» Stored rows
▬▬▬▬▬▬
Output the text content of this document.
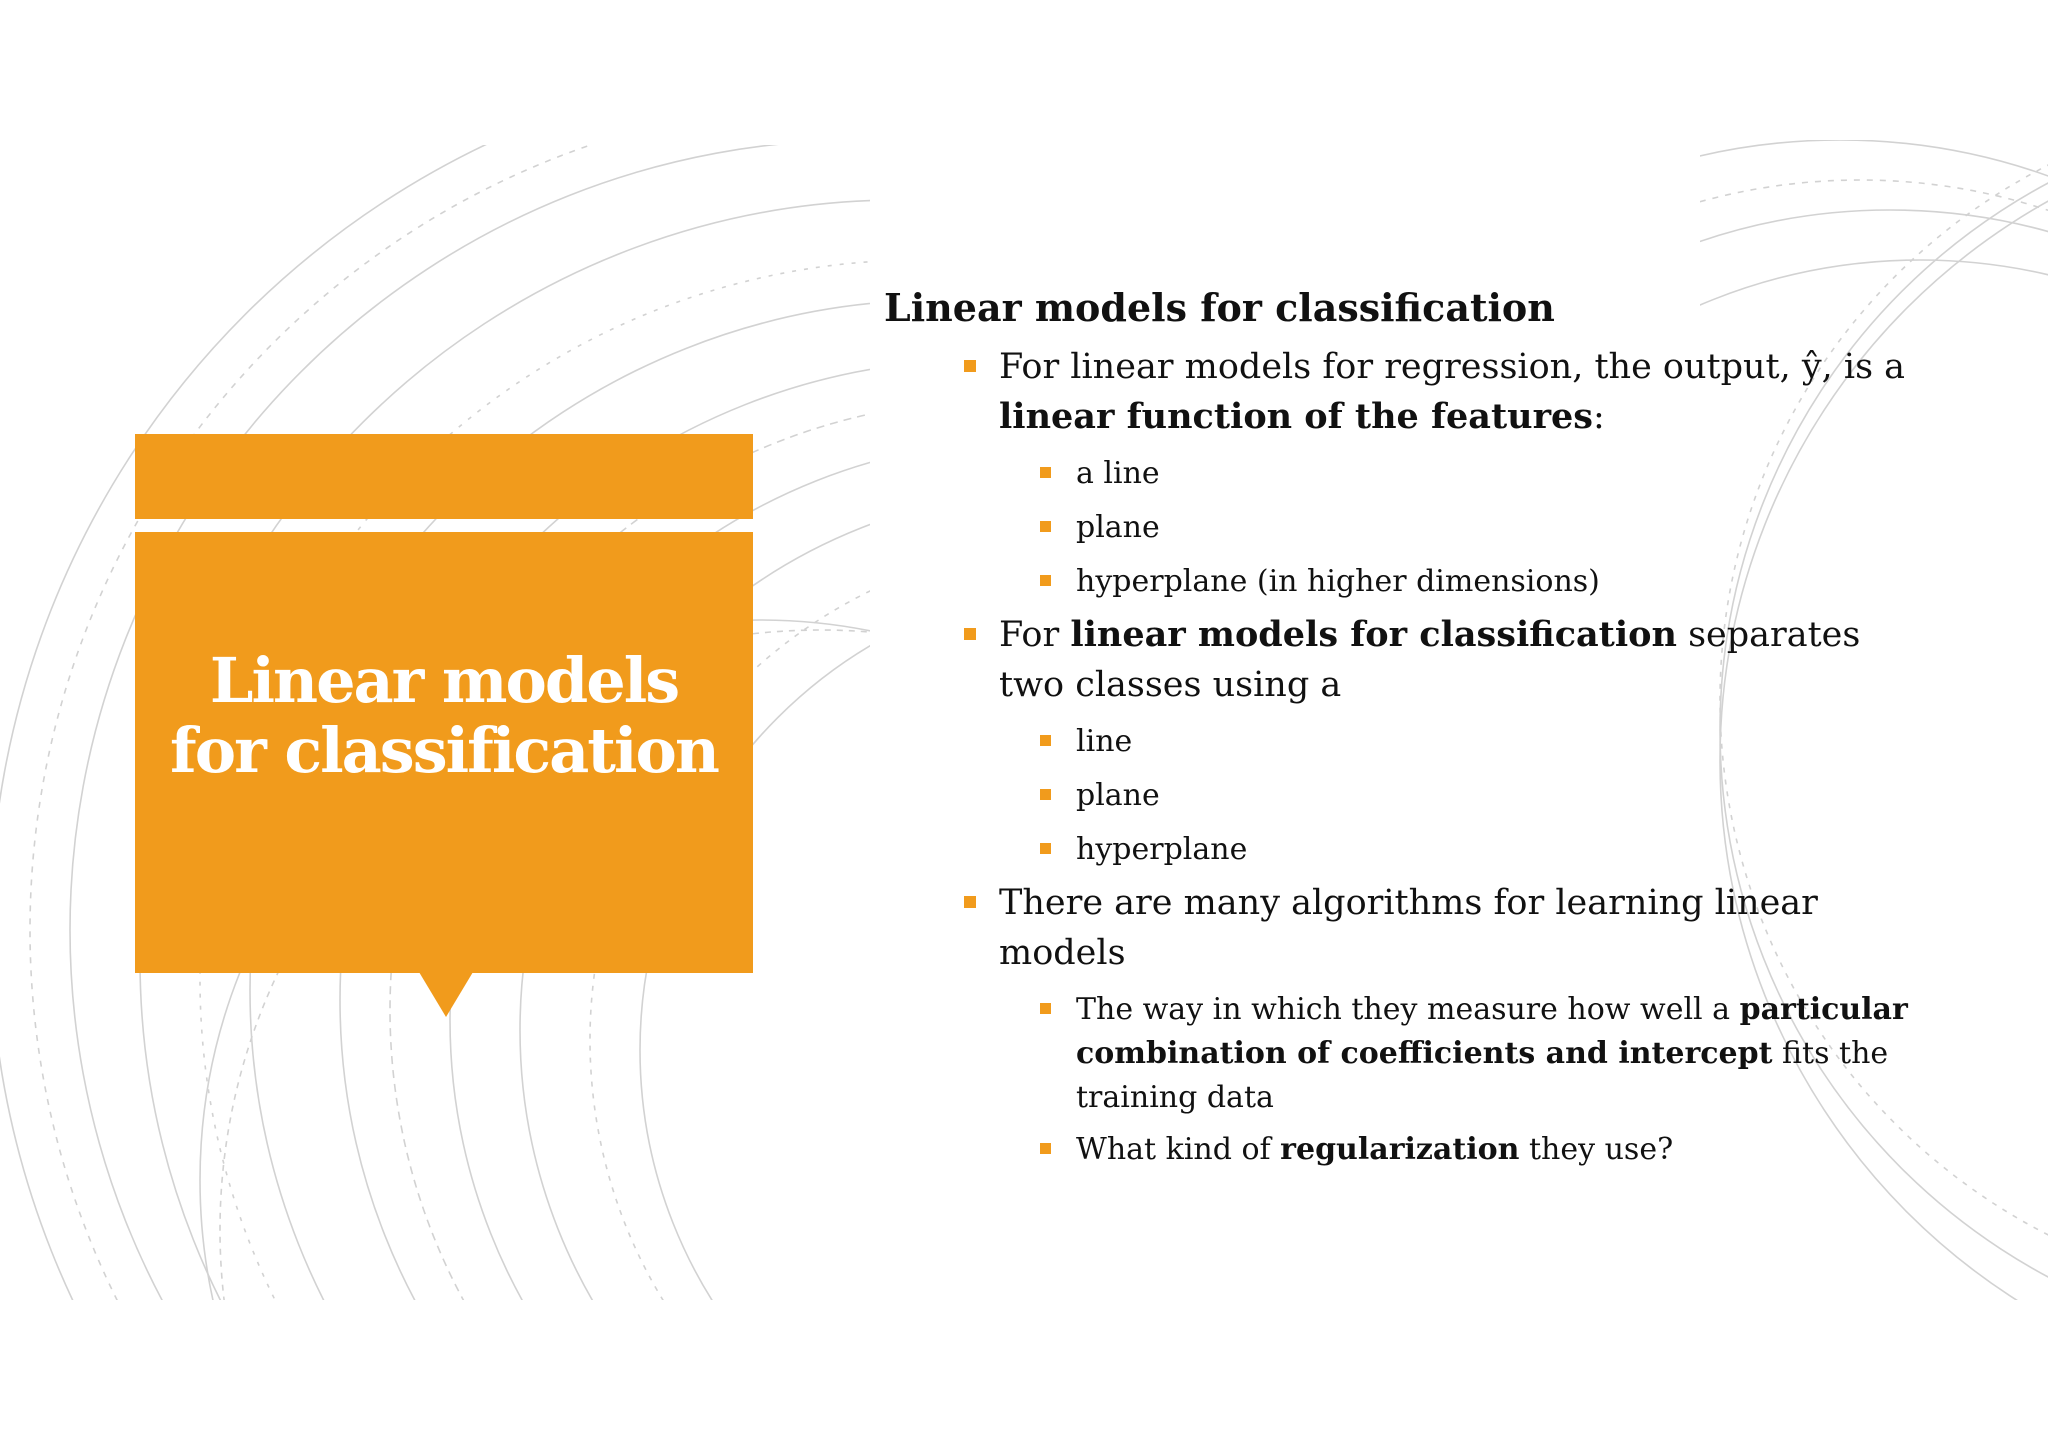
Linear models
for classification
Linear models for classification
For linear models for regression, the output, ŷ, is a linear function of the features:
a line
plane
hyperplane (in higher dimensions)
For linear models for classification separates two classes using a
line
plane
hyperplane
There are many algorithms for learning linear models
The way in which they measure how well a particular combination of coefficients and intercept fits the training data
What kind of regularization they use?
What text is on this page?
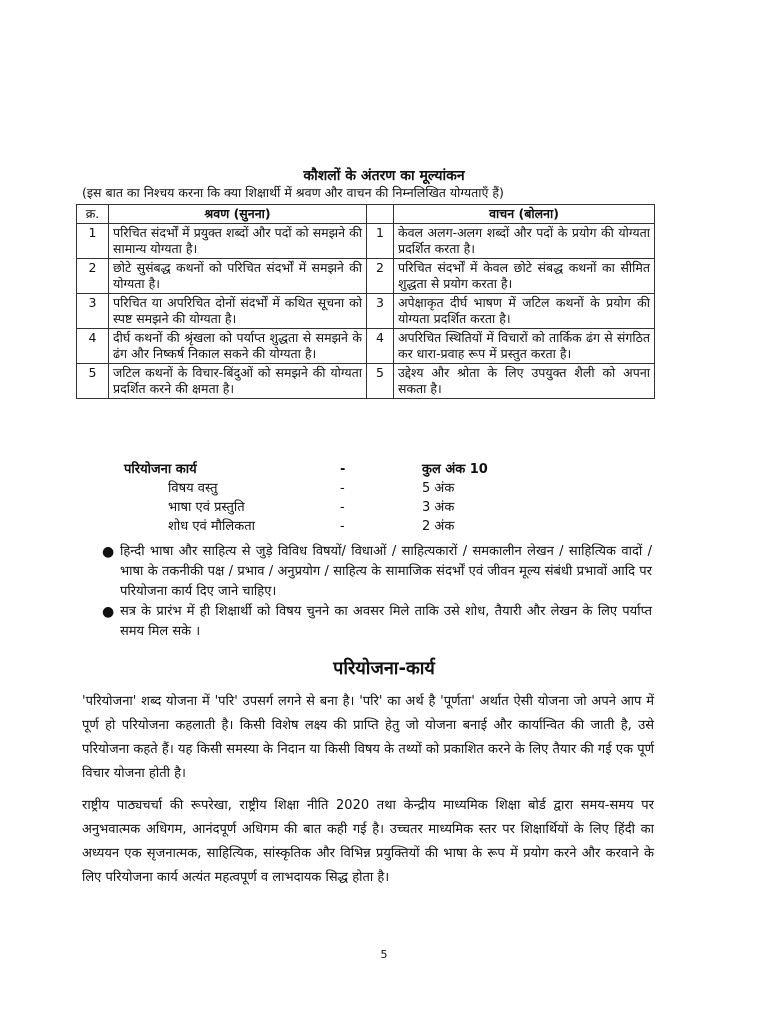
कौशलों के अंतरण का मूल्यांकन
(इस बात का निश्चय करना कि क्या शिक्षार्थी में श्रवण और वाचन की निम्नलिखित योग्यताएँ हैं)
क्र.	श्रवण (सुनना)		वाचन (बोलना)
1	परिचित संदर्भों में प्रयुक्त शब्दों और पदों को समझने की सामान्य योग्यता है।	1	केवल अलग-अलग शब्दों और पदों के प्रयोग की योग्यता प्रदर्शित करता है।
2	छोटे सुसंबद्ध कथनों को परिचित संदर्भों में समझने की योग्यता है।	2	परिचित संदर्भों में केवल छोटे संबद्ध कथनों का सीमित शुद्धता से प्रयोग करता है।
3	परिचित या अपरिचित दोनों संदर्भों में कथित सूचना को स्पष्ट समझने की योग्यता है।	3	अपेक्षाकृत दीर्घ भाषण में जटिल कथनों के प्रयोग की योग्यता प्रदर्शित करता है।
4	दीर्घ कथनों की श्रृंखला को पर्याप्त शुद्धता से समझने के ढंग और निष्कर्ष निकाल सकने की योग्यता है।	4	अपरिचित स्थितियों में विचारों को तार्किक ढंग से संगठित कर धारा-प्रवाह रूप में प्रस्तुत करता है।
5	जटिल कथनों के विचार-बिंदुओं को समझने की योग्यता प्रदर्शित करने की क्षमता है।	5	उद्देश्य और श्रोता के लिए उपयुक्त शैली को अपना सकता है।
परियोजना कार्य	-	कुल अंक 10
विषय वस्तु	-	5 अंक
भाषा एवं प्रस्तुति	-	3 अंक
शोध एवं मौलिकता	-	2 अंक
● हिन्दी भाषा और साहित्य से जुड़े विविध विषयों/ विधाओं / साहित्यकारों / समकालीन लेखन / साहित्यिक वादों / भाषा के तकनीकी पक्ष / प्रभाव / अनुप्रयोग / साहित्य के सामाजिक संदर्भों एवं जीवन मूल्य संबंधी प्रभावों आदि पर परियोजना कार्य दिए जाने चाहिए।
● सत्र के प्रारंभ में ही शिक्षार्थी को विषय चुनने का अवसर मिले ताकि उसे शोध, तैयारी और लेखन के लिए पर्याप्त समय मिल सके ।
परियोजना-कार्य

'परियोजना' शब्द योजना में 'परि' उपसर्ग लगने से बना है। 'परि' का अर्थ है 'पूर्णता' अर्थात ऐसी योजना जो अपने आप में पूर्ण हो परियोजना कहलाती है। किसी विशेष लक्ष्य की प्राप्ति हेतु जो योजना बनाई और कार्यान्वित की जाती है, उसे परियोजना कहते हैं। यह किसी समस्या के निदान या किसी विषय के तथ्यों को प्रकाशित करने के लिए तैयार की गई एक पूर्ण विचार योजना होती है।

राष्ट्रीय पाठ्यचर्चा की रूपरेखा, राष्ट्रीय शिक्षा नीति 2020 तथा केन्द्रीय माध्यमिक शिक्षा बोर्ड द्वारा समय-समय पर अनुभवात्मक अधिगम, आनंदपूर्ण अधिगम की बात कही गई है। उच्चतर माध्यमिक स्तर पर शिक्षार्थियों के लिए हिंदी का अध्ययन एक सृजनात्मक, साहित्यिक, सांस्कृतिक और विभिन्न प्रयुक्तियों की भाषा के रूप में प्रयोग करने और करवाने के लिए परियोजना कार्य अत्यंत महत्वपूर्ण व लाभदायक सिद्ध होता है।

5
▬▬▬▬▬▬
» Challenge
Keep only those lines of the records that hold "What", and return them.

» Written answer
What kind of regularization they use?
What text is on this page?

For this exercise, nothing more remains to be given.